--- Goal of the exercise ---
Pick out each line with the word "before" from the material that follows.

--- Listed records ---
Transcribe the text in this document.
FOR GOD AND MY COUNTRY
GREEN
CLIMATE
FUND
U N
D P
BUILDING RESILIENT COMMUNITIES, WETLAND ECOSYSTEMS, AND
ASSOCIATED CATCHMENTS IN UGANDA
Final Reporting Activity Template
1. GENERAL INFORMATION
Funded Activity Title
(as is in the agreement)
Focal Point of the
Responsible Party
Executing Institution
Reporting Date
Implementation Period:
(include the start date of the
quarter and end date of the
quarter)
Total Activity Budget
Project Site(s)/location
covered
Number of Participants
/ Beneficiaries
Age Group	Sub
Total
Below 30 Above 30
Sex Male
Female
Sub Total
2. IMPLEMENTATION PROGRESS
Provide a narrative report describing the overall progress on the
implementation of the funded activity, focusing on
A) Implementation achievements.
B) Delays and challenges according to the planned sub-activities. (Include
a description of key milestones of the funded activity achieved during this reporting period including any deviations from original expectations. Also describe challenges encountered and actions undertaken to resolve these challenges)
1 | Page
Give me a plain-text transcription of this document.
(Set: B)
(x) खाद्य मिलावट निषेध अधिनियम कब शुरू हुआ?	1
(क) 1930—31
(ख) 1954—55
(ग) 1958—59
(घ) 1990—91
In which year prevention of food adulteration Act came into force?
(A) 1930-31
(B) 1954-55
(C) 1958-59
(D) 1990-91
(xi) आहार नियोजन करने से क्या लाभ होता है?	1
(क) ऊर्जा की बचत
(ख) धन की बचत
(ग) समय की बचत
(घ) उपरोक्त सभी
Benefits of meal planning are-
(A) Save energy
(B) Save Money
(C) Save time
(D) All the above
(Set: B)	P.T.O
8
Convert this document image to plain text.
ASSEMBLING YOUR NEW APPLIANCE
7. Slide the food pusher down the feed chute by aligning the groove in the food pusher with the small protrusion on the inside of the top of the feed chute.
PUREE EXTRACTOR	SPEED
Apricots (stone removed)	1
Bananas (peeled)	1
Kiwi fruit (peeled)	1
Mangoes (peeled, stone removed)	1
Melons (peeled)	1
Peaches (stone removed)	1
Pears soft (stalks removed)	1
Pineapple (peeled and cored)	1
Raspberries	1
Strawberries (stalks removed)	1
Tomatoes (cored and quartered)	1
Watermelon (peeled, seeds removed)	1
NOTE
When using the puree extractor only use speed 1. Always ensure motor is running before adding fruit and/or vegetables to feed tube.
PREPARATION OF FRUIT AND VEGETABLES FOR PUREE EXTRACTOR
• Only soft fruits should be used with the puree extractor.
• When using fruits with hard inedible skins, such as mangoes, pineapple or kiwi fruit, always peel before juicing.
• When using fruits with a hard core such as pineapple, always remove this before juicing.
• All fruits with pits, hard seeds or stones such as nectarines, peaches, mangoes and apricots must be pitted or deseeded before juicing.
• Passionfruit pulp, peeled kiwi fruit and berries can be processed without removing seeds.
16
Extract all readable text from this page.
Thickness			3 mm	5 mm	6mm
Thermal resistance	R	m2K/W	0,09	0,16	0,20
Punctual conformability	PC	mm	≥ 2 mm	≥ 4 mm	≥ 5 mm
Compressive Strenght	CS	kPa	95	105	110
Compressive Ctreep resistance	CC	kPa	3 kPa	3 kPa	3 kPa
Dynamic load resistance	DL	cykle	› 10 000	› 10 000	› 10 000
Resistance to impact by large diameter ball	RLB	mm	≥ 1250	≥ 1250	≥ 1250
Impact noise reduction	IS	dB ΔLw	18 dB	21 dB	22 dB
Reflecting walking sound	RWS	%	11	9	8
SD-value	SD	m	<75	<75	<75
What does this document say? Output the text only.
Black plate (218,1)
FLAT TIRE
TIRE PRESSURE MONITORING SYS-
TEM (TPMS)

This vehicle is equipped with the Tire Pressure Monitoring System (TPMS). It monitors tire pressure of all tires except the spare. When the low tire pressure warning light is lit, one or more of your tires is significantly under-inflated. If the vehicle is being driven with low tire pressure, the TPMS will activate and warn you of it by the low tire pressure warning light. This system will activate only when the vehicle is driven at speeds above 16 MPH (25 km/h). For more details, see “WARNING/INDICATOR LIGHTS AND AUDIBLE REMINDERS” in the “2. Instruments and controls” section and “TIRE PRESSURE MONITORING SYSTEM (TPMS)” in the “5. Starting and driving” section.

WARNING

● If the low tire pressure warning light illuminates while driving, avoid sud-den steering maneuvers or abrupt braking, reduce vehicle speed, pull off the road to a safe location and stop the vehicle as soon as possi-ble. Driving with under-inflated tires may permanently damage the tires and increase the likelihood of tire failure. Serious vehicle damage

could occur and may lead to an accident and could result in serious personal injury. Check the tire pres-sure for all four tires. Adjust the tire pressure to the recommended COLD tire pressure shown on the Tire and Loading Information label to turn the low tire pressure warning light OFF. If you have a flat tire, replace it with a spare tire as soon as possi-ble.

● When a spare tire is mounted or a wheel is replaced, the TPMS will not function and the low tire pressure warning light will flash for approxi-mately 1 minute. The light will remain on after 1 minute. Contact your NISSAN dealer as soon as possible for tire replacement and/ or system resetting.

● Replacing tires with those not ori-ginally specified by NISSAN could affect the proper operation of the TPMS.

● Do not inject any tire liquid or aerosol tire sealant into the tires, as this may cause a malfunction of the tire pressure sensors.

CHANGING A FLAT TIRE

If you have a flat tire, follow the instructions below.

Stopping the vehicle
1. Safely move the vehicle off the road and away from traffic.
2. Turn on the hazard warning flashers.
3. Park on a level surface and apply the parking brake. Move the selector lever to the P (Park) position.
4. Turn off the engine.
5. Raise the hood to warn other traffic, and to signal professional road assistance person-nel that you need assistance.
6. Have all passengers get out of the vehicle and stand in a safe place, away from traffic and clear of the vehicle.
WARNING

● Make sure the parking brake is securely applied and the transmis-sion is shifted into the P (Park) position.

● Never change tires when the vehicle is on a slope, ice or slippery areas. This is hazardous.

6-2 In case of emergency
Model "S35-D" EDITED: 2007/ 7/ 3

--- Solved problem ---
When using the puree extractor only use speed 1. Always ensure motor is running before adding fruit and/or vegetables to feed tube.
• When using fruits with hard inedible skins, such as mangoes, pineapple or kiwi fruit, always peel before juicing.
• When using fruits with a hard core such as pineapple, always remove this before juicing.
• All fruits with pits, hard seeds or stones such as nectarines, peaches, mangoes and apricots must be pitted or deseeded before juicing.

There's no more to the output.